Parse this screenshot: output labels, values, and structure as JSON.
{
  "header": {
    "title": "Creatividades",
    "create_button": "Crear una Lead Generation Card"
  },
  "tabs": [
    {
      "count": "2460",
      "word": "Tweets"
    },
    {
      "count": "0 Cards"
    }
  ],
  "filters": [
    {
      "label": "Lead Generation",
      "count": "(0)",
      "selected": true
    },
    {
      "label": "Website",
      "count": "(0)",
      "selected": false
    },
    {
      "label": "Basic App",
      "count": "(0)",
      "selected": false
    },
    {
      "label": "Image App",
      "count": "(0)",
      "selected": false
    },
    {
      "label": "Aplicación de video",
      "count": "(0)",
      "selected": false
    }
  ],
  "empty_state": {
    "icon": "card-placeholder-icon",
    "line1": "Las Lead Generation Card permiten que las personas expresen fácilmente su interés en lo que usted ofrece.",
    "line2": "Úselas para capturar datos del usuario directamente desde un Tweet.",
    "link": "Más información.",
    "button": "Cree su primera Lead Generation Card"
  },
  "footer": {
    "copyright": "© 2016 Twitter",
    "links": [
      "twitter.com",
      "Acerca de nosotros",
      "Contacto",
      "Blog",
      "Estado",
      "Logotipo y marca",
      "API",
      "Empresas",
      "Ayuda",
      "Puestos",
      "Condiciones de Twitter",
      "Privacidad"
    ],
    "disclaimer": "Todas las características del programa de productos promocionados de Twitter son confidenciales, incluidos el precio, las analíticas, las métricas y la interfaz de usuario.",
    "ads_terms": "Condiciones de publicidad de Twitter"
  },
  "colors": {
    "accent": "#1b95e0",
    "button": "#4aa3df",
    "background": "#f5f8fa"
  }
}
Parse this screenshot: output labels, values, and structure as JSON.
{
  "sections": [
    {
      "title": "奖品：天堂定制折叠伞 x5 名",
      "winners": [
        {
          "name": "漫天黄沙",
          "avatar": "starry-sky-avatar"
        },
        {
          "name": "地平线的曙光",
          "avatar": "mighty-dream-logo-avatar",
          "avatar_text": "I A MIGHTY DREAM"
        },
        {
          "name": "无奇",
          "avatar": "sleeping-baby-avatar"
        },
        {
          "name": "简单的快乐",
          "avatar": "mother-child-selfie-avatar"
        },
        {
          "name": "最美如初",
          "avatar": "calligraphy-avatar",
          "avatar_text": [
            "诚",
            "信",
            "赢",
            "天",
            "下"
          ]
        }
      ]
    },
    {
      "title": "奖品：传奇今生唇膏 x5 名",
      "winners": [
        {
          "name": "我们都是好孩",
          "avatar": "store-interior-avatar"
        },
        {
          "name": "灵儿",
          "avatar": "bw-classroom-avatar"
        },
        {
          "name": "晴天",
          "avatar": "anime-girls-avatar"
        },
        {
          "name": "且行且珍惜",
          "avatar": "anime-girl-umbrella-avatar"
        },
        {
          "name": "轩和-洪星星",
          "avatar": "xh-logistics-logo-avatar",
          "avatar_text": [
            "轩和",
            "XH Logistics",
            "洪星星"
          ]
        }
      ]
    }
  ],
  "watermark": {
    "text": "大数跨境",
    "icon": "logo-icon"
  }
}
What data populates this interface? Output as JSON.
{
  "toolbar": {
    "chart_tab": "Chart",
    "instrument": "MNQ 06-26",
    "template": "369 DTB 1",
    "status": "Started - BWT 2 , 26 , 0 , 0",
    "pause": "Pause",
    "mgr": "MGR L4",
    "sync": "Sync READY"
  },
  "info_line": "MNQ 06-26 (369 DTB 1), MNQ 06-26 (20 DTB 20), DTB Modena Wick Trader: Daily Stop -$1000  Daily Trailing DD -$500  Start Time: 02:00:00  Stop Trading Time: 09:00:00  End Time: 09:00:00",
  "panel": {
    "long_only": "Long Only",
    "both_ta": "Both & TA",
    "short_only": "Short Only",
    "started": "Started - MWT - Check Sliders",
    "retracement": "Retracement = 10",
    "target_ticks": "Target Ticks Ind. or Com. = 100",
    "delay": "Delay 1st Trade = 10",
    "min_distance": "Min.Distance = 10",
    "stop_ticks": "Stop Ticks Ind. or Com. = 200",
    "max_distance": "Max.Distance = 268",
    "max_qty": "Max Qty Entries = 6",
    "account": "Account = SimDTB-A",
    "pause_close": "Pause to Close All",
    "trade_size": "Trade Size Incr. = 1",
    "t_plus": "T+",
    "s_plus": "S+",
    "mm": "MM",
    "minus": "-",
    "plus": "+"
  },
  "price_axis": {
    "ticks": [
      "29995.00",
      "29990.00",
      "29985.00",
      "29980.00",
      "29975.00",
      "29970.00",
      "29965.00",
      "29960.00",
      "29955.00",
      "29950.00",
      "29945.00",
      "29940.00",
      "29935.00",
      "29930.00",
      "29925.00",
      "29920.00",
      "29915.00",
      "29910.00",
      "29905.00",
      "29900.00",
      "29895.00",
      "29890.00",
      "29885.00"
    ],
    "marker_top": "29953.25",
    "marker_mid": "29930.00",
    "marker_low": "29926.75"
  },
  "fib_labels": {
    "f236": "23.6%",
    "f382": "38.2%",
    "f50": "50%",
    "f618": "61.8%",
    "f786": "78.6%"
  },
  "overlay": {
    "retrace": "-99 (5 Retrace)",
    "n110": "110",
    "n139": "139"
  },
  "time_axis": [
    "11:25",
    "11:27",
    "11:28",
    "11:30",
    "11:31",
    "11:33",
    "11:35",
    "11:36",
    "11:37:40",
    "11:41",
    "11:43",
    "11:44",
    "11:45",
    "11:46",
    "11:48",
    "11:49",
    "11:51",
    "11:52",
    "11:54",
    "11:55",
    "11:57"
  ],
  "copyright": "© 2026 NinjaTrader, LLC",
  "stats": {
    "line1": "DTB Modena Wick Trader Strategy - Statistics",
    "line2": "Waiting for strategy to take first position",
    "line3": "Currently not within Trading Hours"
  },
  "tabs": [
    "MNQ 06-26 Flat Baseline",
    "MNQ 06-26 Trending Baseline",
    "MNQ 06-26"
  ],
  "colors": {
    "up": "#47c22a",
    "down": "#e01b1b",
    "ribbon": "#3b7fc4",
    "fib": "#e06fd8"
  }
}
────────────────────────────────────────
→ **Given problem**:
Out of the preceding entries, pull every line containing the string "anime".

→ **Solution for this task**:
          "avatar": "anime-girls-avatar"
          "avatar": "anime-girl-umbrella-avatar"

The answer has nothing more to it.